Stored rows:
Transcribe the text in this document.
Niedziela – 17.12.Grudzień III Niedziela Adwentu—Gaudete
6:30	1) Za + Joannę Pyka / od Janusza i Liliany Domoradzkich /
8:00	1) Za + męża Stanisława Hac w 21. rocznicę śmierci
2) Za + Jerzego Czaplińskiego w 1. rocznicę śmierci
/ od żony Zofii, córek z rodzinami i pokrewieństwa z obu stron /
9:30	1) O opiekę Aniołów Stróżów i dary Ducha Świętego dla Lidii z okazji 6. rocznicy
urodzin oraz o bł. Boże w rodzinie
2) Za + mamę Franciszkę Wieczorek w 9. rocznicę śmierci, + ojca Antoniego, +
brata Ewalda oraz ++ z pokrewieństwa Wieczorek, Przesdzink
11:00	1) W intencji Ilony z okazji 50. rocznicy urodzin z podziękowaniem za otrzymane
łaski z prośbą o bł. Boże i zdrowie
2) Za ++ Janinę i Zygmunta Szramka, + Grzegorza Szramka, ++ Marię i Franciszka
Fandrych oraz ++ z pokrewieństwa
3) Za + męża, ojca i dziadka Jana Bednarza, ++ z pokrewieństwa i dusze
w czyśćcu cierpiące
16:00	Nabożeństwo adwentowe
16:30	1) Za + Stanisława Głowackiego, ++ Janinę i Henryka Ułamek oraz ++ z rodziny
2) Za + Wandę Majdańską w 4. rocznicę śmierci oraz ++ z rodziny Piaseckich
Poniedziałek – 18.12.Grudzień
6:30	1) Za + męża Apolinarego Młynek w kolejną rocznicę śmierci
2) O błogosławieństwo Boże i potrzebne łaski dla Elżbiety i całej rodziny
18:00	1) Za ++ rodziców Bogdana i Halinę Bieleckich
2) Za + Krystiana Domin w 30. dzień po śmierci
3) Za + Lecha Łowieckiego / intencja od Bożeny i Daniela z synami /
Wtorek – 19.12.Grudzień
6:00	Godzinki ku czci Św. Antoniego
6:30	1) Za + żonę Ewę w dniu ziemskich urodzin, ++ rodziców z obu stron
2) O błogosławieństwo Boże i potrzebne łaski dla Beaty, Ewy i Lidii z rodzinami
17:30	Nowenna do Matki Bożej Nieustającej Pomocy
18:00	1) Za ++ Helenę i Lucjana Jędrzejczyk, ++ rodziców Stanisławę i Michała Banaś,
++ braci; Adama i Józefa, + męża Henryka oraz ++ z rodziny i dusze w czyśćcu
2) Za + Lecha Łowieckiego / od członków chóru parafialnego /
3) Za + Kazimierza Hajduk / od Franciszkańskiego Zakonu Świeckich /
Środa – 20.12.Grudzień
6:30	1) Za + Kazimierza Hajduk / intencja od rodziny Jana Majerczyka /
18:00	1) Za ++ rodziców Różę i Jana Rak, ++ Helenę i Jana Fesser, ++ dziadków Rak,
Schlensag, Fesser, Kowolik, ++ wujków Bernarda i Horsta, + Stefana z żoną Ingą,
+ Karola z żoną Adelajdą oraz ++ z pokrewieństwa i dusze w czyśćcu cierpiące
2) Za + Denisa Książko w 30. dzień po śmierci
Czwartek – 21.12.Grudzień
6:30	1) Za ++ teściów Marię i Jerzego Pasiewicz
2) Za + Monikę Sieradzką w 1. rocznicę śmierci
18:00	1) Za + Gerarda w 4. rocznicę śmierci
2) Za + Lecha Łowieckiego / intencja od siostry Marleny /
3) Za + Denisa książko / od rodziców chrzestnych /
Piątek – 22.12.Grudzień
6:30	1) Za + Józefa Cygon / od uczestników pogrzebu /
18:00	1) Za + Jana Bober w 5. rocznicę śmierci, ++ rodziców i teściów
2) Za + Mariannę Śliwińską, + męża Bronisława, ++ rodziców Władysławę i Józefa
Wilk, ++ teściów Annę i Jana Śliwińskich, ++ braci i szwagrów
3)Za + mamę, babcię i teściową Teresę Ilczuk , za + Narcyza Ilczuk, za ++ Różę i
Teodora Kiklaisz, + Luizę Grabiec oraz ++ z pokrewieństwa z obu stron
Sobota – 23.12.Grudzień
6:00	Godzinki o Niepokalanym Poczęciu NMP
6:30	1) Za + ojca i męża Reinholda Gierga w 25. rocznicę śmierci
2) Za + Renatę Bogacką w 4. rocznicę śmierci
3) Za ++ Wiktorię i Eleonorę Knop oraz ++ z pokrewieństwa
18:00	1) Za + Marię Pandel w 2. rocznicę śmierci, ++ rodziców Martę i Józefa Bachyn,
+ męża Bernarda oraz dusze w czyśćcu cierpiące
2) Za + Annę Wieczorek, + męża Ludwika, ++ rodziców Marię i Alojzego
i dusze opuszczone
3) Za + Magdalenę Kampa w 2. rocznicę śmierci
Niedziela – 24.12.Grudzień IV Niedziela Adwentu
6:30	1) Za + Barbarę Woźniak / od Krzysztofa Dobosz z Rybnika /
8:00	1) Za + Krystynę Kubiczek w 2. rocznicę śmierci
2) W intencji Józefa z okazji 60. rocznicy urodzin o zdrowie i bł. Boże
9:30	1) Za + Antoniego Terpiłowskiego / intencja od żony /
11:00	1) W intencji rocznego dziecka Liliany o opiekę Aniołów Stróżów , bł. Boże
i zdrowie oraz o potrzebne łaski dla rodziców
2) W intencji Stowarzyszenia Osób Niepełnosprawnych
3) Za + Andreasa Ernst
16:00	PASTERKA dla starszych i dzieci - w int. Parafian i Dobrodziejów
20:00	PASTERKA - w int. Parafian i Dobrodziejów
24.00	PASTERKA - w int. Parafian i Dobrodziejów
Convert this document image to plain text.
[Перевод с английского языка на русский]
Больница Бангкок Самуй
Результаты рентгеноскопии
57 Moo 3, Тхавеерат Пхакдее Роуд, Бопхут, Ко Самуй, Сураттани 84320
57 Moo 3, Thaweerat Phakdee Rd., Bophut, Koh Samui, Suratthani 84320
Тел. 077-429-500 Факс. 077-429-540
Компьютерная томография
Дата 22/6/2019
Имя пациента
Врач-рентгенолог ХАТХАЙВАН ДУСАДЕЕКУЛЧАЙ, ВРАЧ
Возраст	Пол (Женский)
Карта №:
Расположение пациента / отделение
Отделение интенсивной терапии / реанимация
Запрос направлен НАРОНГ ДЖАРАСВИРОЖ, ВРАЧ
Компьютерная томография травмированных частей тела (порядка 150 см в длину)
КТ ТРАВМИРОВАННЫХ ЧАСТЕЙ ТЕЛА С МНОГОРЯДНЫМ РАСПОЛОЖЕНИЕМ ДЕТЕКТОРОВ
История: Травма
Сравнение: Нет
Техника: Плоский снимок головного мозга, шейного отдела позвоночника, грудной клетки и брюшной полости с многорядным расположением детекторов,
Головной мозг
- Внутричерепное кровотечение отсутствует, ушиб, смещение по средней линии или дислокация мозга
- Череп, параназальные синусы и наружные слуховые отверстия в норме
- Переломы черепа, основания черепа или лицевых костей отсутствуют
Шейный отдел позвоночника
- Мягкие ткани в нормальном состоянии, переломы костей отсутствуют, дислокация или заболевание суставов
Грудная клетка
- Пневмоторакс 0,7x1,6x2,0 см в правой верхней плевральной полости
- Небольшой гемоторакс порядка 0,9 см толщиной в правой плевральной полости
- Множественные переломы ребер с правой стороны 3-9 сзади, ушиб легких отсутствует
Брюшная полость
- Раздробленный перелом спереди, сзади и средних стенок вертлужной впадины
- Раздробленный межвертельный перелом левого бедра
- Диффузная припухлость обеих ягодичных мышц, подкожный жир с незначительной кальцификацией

Description of the task:
Return, from the data, each line that has the word "rodzinami" in it.

The solution:
/ od żony Zofii, córek z rodzinami i pokrewieństwa z obu stron /
2) O błogosławieństwo Boże i potrzebne łaski dla Beaty, Ewy i Lidii z rodzinami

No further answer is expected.